Data records:
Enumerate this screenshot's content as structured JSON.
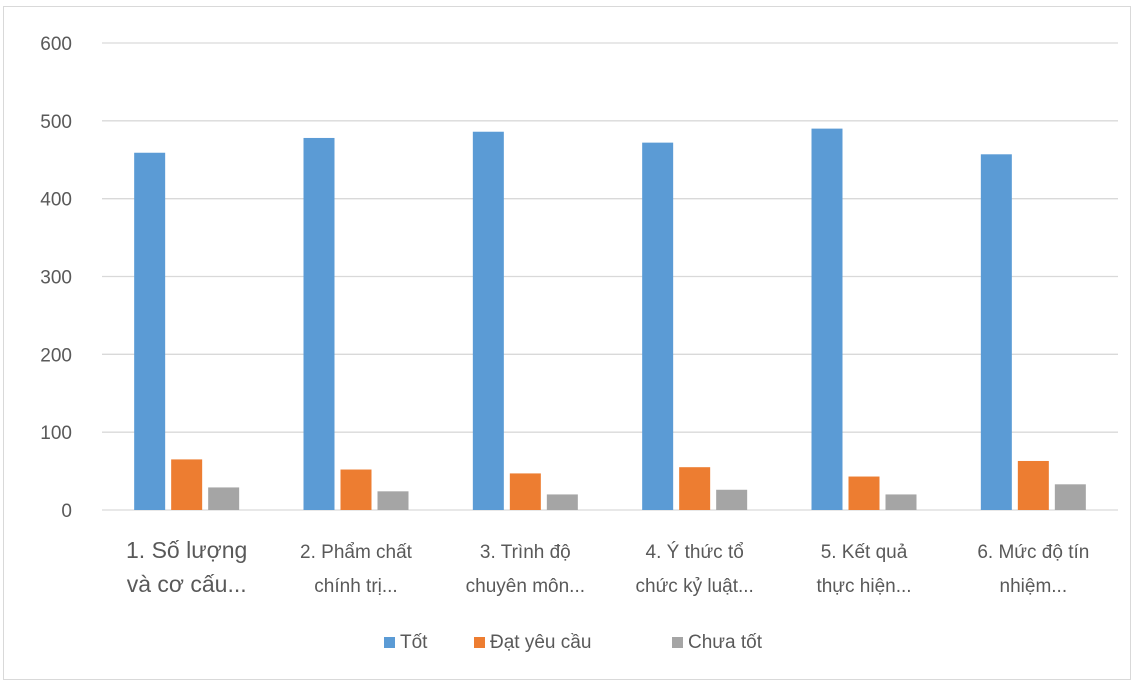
{
  "chart_data": {
    "type": "bar",
    "title": "",
    "xlabel": "",
    "ylabel": "",
    "ylim": [
      0,
      600
    ],
    "yticks": [
      0,
      100,
      200,
      300,
      400,
      500,
      600
    ],
    "grid": true,
    "legend_position": "bottom",
    "categories": [
      [
        "1. Số lượng",
        "và cơ cấu..."
      ],
      [
        "2. Phẩm chất",
        "chính trị..."
      ],
      [
        "3. Trình độ",
        "chuyên môn..."
      ],
      [
        "4. Ý thức tổ",
        "chức kỷ luật..."
      ],
      [
        "5. Kết quả",
        "thực hiện..."
      ],
      [
        "6. Mức độ tín",
        "nhiệm..."
      ]
    ],
    "series": [
      {
        "name": "Tốt",
        "color": "#5b9bd5",
        "values": [
          459,
          478,
          486,
          472,
          490,
          457
        ]
      },
      {
        "name": "Đạt yêu cầu",
        "color": "#ed7d31",
        "values": [
          65,
          52,
          47,
          55,
          43,
          63
        ]
      },
      {
        "name": "Chưa tốt",
        "color": "#a5a5a5",
        "values": [
          29,
          24,
          20,
          26,
          20,
          33
        ]
      }
    ]
  }
}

Given task:
Would you mind returning each entry above word for word, skipping the images?

Result:
Enumerate this screenshot's content as structured JSON.
{
  "chart_data": {
    "type": "bar",
    "title": "",
    "xlabel": "",
    "ylabel": "",
    "ylim": [
      0,
      600
    ],
    "yticks": [
      0,
      100,
      200,
      300,
      400,
      500,
      600
    ],
    "grid": true,
    "legend_position": "bottom",
    "categories": [
      [
        "1. Số lượng",
        "và cơ cấu..."
      ],
      [
        "2. Phẩm chất",
        "chính trị..."
      ],
      [
        "3. Trình độ",
        "chuyên môn..."
      ],
      [
        "4. Ý thức tổ",
        "chức kỷ luật..."
      ],
      [
        "5. Kết quả",
        "thực hiện..."
      ],
      [
        "6. Mức độ tín",
        "nhiệm..."
      ]
    ],
    "series": [
      {
        "name": "Tốt",
        "color": "#5b9bd5",
        "values": [
          459,
          478,
          486,
          472,
          490,
          457
        ]
      },
      {
        "name": "Đạt yêu cầu",
        "color": "#ed7d31",
        "values": [
          65,
          52,
          47,
          55,
          43,
          63
        ]
      },
      {
        "name": "Chưa tốt",
        "color": "#a5a5a5",
        "values": [
          29,
          24,
          20,
          26,
          20,
          33
        ]
      }
    ]
  }
}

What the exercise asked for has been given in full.